▶ _Input for this task_
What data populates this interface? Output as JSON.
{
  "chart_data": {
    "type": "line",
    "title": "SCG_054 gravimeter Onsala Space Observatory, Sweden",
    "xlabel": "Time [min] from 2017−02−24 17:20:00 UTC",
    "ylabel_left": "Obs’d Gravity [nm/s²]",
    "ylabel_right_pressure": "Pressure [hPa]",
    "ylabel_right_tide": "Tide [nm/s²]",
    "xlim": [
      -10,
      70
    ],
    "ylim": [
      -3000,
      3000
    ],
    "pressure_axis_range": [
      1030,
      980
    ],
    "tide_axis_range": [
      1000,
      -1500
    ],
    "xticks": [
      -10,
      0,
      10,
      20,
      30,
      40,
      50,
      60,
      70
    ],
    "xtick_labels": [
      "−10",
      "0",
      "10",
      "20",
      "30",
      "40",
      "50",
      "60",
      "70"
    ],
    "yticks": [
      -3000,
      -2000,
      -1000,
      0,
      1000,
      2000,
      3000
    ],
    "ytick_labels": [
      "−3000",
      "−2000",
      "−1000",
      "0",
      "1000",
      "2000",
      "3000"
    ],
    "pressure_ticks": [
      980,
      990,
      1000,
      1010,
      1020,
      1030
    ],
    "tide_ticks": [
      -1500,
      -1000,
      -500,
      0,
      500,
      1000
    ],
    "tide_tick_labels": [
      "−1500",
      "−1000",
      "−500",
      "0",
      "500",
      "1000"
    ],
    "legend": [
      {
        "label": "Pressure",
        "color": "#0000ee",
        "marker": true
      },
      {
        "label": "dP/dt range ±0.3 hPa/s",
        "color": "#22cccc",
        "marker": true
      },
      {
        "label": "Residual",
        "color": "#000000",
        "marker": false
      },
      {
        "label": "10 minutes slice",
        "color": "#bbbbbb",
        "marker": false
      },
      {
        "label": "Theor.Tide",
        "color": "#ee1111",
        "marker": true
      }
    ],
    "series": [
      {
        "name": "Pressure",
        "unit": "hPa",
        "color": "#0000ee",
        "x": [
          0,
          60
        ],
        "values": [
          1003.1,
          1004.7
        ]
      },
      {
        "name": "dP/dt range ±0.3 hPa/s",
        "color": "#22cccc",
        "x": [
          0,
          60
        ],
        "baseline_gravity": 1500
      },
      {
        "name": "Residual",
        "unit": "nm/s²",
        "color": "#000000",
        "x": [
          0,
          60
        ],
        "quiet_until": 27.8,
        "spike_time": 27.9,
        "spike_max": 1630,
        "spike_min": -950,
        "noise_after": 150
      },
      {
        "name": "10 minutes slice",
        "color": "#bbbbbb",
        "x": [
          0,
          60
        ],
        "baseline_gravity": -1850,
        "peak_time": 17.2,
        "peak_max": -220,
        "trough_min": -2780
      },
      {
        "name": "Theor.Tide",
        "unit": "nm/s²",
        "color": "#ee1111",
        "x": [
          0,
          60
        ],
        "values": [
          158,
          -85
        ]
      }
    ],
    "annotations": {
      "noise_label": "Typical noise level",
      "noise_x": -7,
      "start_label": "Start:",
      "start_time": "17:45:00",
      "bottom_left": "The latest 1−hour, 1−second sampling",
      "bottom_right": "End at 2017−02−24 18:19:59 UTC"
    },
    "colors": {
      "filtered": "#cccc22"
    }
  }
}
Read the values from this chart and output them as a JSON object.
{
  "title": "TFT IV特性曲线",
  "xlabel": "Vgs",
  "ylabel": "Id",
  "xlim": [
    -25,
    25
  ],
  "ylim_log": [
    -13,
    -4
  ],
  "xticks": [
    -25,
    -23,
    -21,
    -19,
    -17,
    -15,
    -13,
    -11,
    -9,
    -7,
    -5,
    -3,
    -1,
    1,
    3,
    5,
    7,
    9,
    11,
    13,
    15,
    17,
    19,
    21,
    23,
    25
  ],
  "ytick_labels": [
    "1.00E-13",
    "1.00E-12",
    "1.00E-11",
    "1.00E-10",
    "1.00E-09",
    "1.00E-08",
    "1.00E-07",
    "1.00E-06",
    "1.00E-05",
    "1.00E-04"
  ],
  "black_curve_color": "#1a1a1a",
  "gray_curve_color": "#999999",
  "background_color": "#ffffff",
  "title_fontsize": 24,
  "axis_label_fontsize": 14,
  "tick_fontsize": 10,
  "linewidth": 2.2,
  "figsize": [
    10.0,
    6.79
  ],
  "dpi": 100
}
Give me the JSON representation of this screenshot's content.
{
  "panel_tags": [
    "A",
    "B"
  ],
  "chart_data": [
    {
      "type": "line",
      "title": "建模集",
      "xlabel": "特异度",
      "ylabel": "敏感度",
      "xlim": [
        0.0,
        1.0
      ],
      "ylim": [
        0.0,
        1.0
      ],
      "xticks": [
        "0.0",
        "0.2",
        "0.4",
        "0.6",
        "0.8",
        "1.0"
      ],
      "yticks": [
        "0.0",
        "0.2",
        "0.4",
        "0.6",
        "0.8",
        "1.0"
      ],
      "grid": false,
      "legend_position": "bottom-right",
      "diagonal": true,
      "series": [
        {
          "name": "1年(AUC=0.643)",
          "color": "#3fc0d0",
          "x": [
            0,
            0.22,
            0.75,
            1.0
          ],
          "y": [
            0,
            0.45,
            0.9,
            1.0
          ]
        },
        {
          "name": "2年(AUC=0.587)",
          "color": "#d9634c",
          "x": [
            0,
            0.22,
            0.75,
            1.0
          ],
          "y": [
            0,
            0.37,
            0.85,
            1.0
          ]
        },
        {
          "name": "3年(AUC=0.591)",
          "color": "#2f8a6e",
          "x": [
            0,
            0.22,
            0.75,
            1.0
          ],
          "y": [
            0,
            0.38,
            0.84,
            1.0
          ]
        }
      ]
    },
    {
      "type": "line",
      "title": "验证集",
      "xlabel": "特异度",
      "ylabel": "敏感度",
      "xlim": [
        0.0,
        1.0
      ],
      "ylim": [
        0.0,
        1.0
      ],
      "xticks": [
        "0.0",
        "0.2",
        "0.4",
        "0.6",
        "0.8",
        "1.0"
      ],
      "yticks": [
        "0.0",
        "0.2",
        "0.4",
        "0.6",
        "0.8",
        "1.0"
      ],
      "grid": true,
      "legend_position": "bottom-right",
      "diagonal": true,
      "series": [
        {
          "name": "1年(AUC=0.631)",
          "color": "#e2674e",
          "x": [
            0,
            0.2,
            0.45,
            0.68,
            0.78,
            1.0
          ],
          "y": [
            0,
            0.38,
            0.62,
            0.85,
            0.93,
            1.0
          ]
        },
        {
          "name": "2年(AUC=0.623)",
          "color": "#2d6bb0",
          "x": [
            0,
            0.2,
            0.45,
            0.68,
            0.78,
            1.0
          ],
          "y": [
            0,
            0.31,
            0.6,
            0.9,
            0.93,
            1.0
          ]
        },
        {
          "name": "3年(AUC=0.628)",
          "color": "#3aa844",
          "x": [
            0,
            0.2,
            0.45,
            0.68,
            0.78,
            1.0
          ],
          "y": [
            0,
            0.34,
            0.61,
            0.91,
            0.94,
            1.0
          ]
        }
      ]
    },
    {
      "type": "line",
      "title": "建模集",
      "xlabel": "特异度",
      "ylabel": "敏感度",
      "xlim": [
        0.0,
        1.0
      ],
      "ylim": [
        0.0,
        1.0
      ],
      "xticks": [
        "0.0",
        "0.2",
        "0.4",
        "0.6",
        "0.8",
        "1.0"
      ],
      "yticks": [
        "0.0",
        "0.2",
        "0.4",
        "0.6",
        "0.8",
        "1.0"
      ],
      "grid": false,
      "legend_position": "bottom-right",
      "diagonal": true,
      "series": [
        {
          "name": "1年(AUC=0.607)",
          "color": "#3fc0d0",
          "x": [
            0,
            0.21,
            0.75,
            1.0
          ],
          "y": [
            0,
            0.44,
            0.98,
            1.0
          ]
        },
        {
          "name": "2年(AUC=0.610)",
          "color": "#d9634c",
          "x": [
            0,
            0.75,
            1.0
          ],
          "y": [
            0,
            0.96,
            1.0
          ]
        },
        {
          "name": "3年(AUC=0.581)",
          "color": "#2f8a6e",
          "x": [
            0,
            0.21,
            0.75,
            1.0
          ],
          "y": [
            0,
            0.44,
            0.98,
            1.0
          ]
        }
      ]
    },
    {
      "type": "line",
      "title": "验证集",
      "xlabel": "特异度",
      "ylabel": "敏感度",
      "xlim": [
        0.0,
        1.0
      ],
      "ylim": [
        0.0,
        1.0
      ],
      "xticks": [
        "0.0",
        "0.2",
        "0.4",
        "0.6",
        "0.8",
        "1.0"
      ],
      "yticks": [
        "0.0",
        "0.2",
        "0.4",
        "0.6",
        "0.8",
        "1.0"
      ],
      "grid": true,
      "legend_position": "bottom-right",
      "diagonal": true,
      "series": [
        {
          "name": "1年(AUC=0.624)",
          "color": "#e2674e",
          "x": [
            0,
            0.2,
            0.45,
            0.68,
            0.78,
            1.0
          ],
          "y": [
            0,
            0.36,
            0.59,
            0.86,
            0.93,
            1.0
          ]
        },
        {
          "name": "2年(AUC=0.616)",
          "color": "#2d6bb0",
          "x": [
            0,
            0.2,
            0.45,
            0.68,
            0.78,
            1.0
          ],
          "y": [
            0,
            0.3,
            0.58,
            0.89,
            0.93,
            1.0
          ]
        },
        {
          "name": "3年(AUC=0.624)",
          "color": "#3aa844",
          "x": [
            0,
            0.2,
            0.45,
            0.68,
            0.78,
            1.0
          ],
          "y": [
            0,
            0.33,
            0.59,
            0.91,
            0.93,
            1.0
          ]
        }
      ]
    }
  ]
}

▶ _Brief_
Sift through the entries and copy every line with "minutes".

▶ _Solved exercise_
        "label": "10 minutes slice",
        "name": "10 minutes slice",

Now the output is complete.